Exercise: In the following material, identify every line holding the string "Through" and return it.

Data supplied:
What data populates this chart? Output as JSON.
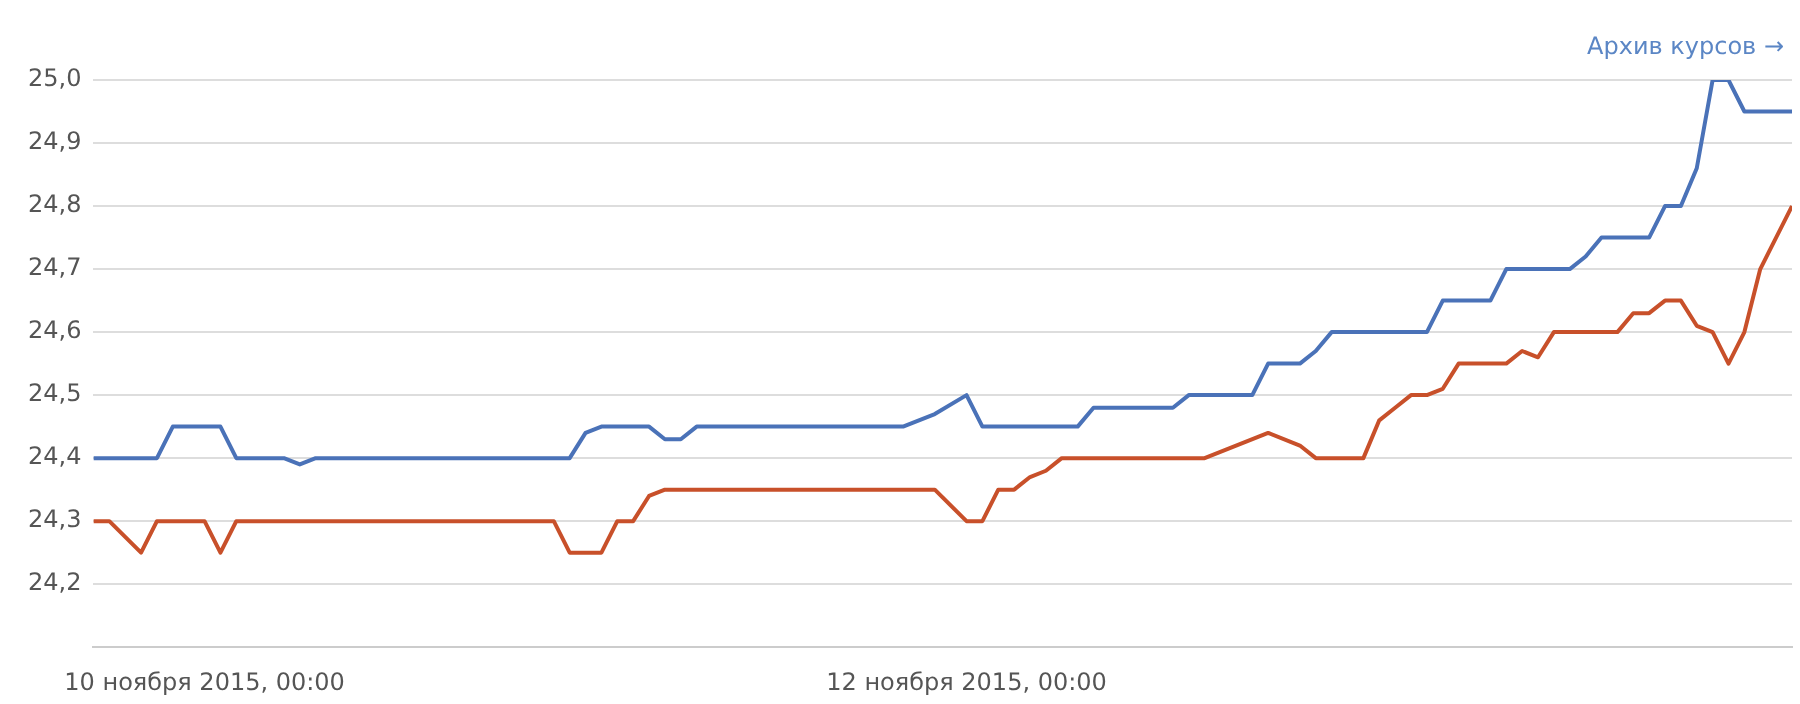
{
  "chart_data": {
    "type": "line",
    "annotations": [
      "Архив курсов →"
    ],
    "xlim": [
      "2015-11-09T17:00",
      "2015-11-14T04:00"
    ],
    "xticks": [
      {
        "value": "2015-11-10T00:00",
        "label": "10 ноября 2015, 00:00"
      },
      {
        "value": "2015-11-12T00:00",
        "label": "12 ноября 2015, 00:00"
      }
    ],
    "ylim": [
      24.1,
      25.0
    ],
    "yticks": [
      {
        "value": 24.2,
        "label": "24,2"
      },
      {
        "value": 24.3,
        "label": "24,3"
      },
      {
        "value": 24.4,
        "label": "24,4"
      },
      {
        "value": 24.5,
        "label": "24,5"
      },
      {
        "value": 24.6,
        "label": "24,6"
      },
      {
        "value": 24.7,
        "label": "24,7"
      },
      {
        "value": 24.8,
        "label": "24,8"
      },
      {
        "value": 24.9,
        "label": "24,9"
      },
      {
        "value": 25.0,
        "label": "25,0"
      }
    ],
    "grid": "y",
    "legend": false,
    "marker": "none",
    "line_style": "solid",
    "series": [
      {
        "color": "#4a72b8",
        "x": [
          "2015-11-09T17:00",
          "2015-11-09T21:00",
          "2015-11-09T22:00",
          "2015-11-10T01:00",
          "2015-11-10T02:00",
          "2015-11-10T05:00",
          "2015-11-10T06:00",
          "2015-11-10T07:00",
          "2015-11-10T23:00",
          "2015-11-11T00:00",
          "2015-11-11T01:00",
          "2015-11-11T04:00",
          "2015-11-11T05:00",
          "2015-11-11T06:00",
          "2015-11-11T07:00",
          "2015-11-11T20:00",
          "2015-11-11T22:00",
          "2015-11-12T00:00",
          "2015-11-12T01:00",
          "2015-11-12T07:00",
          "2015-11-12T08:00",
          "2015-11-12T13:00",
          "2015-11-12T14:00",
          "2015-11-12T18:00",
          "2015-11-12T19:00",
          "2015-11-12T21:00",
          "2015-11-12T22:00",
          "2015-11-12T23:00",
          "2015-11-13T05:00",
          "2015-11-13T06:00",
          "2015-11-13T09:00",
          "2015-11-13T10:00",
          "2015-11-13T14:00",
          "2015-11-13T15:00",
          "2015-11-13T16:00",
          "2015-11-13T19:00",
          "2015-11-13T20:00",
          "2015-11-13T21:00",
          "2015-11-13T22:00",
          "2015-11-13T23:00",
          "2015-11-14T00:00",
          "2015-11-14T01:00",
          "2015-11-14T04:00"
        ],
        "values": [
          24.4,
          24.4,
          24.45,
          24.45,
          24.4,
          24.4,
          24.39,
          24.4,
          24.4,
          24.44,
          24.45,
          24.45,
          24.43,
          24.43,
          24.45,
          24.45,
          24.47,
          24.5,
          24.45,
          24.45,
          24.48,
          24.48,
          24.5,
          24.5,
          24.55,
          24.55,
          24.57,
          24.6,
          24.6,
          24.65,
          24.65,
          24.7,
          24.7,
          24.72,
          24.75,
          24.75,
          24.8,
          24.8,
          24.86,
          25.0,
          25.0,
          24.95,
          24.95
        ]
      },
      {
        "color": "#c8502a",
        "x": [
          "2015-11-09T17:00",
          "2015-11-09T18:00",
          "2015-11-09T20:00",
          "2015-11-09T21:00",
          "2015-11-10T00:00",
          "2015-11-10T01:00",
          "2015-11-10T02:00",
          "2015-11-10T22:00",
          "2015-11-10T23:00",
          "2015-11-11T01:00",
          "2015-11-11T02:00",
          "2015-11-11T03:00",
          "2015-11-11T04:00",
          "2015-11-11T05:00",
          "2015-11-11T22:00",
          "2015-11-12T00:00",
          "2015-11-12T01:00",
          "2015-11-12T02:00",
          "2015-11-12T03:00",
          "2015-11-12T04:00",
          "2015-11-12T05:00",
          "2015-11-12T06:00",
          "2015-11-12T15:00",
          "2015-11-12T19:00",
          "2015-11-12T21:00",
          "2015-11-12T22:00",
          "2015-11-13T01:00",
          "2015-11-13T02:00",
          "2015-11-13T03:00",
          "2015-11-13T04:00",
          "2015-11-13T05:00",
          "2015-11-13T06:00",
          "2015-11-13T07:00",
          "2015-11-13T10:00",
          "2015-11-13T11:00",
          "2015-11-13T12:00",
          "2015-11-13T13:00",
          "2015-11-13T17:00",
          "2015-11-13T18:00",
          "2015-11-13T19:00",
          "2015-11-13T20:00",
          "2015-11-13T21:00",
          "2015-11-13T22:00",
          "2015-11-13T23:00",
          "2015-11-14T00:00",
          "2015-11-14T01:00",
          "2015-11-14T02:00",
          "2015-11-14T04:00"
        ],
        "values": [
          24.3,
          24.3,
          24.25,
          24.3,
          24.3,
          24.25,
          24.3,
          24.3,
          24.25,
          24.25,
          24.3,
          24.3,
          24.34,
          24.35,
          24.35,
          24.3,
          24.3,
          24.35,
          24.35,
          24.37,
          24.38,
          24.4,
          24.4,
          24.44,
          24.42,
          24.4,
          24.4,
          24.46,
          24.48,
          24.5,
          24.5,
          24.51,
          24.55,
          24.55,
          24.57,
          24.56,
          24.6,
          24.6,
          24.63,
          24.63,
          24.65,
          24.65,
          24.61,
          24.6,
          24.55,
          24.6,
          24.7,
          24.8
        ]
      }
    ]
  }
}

--

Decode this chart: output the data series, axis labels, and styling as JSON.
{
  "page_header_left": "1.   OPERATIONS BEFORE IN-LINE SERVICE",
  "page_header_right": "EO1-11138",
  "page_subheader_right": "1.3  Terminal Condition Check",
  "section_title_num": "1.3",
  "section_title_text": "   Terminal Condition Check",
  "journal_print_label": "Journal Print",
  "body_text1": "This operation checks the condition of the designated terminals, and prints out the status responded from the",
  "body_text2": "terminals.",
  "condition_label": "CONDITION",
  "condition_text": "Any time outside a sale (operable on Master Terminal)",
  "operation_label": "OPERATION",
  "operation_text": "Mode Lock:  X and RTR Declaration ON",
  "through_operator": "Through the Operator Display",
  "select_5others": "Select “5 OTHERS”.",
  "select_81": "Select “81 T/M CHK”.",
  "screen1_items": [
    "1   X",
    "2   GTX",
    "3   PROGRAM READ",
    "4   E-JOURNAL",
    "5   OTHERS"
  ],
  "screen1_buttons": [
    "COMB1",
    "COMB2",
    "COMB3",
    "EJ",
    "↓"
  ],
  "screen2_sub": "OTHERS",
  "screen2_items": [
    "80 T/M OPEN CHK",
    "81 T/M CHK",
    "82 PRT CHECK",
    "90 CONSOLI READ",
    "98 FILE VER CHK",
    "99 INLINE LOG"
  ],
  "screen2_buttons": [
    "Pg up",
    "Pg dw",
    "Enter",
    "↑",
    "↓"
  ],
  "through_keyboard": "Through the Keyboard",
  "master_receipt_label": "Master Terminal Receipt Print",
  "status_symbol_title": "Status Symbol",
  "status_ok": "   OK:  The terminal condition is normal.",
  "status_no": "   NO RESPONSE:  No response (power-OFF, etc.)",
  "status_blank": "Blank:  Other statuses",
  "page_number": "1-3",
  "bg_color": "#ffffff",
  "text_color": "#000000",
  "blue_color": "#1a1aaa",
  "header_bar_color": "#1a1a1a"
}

The output:
  "through_operator": "Through the Operator Display",
  "through_keyboard": "Through the Keyboard",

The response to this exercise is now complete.